Activo hasta hoy en el retrato profesional de músicos chilenos, sus tomas de esos años rara vez respondieron a encargos pagados. Eran fotos situadas en los alrededores de los espacios de ocio que generaba la escucha de discos; con esa excusa se reunía gente inquieta por un futuro en la pintura, el teatro o la música. Los Pinochet Boys en rincones del barrio Yungay de grisura desafiada por sus selectas chaquetas. El grupo Dadá en improbables salas de ensayo. Álvaro España (Fiskales Ad-Hok) cargando un cartel anticensura en una protesta callejera. Emociones Clandestinas de traje y chasquillas junto al río Biobío, como unos Kinks penquistas. Upa! y el gel. Las Cleopatras en vestidos ajustados. Las primeras formaciones de Electrodomésticos, Los Tres y Parkinson, antes de siquiera tener la conciencia de una eventual profesionalización en el rock.

---*---

CONSIGNA =
Duplica, tal como aparece en el texto sobre las fotos de músicos chilenos, el fragmento que se abre con las palabras que contienen "Activo hasta hoy" y se cierra con "en el rock.". Los datos que vienen a continuación son un material independiente del texto.

DATOS DEL CONJUNTO =

---*---

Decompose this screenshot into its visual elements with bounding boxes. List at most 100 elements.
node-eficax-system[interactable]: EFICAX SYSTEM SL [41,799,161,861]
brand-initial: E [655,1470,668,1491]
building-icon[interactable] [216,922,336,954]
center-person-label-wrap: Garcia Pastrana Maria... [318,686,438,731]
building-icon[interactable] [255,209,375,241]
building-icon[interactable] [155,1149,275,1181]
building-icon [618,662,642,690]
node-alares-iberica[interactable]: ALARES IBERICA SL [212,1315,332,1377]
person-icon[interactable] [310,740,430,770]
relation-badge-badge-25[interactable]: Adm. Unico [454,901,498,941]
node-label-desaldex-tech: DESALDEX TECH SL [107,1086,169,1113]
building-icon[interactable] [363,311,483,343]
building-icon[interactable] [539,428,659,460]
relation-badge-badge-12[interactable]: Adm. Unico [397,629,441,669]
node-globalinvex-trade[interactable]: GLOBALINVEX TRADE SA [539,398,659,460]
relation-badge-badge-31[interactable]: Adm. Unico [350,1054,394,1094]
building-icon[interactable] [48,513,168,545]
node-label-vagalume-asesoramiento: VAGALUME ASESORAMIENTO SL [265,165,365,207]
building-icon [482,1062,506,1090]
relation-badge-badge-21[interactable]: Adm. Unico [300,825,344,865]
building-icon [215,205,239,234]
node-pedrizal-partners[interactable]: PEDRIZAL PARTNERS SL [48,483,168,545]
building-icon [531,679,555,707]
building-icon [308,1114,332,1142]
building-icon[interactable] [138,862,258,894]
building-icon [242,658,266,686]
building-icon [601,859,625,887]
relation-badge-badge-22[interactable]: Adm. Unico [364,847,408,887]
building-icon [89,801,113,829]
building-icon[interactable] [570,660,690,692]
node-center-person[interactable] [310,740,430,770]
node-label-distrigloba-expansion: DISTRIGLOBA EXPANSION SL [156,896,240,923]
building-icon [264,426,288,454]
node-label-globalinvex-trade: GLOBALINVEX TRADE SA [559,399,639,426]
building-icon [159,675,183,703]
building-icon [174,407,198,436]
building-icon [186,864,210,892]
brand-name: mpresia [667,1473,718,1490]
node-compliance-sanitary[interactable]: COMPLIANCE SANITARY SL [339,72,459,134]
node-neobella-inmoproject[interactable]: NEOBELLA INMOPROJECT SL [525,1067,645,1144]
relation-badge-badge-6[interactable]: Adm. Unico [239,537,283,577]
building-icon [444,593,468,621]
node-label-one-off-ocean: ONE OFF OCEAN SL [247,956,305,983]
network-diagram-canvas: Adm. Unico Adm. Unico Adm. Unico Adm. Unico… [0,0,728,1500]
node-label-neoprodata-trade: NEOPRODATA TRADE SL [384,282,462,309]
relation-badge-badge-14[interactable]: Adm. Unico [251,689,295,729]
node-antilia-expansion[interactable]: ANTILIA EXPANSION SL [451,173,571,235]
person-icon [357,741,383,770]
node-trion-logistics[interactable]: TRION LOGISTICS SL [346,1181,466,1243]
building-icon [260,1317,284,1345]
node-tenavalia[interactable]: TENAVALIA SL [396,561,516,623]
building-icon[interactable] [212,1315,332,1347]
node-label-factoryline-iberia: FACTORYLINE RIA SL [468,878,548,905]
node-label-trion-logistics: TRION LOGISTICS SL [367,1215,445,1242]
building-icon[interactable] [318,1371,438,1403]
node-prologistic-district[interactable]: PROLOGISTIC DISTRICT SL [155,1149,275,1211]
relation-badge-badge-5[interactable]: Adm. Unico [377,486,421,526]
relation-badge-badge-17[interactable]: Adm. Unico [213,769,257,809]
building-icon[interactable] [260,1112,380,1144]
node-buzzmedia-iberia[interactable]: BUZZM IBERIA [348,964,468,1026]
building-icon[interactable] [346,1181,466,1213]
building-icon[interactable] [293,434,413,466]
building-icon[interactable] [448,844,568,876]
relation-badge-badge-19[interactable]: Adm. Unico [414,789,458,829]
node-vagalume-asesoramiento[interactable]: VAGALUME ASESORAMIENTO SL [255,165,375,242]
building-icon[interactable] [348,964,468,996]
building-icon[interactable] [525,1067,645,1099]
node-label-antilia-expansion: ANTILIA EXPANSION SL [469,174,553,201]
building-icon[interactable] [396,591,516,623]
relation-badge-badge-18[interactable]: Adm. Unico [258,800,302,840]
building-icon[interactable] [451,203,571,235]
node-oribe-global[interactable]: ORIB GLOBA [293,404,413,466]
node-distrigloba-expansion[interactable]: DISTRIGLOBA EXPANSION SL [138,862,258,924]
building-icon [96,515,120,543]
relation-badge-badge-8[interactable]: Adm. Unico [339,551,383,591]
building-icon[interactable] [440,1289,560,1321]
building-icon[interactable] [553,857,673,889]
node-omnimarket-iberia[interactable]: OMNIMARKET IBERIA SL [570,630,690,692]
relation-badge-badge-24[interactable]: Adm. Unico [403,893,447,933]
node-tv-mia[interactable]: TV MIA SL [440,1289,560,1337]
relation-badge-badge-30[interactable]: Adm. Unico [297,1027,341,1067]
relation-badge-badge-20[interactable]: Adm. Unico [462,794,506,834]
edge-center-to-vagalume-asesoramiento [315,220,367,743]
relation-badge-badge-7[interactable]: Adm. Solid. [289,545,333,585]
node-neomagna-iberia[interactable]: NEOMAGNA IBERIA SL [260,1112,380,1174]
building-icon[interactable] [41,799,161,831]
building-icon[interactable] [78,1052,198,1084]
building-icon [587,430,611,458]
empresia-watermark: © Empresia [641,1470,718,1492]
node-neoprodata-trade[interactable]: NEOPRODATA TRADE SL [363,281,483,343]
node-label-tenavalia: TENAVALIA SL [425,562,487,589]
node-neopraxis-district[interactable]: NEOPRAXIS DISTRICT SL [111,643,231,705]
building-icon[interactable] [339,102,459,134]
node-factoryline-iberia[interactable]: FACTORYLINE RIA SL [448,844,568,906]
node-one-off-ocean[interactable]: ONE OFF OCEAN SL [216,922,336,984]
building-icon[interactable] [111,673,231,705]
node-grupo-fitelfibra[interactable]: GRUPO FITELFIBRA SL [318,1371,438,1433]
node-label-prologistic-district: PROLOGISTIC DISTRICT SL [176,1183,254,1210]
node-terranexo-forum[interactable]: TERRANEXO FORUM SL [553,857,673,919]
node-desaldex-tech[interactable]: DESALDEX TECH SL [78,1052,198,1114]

---*---

RESPUESTA DEL EJERCICIO =
Activo hasta hoy en el retrato profesional de músicos chilenos, sus tomas de esos años rara vez respondieron a encargos pagados. Eran fotos situadas en los alrededores de los espacios de ocio que generaba la escucha de discos; con esa excusa se reunía gente inquieta por un futuro en la pintura, el teatro o la música. Los Pinochet Boys en rincones del barrio Yungay de grisura desafiada por sus selectas chaquetas. El grupo Dadá en improbables salas de ensayo. Álvaro España (Fiskales Ad-Hok) cargando un cartel anticensura en una protesta callejera. Emociones Clandestinas de traje y chasquillas junto al río Biobío, como unos Kinks penquistas. Upa! y el gel. Las Cleopatras en vestidos ajustados. Las primeras formaciones de Electrodomésticos, Los Tres y Parkinson, antes de siquiera tener la conciencia de una eventual profesionalización en el rock.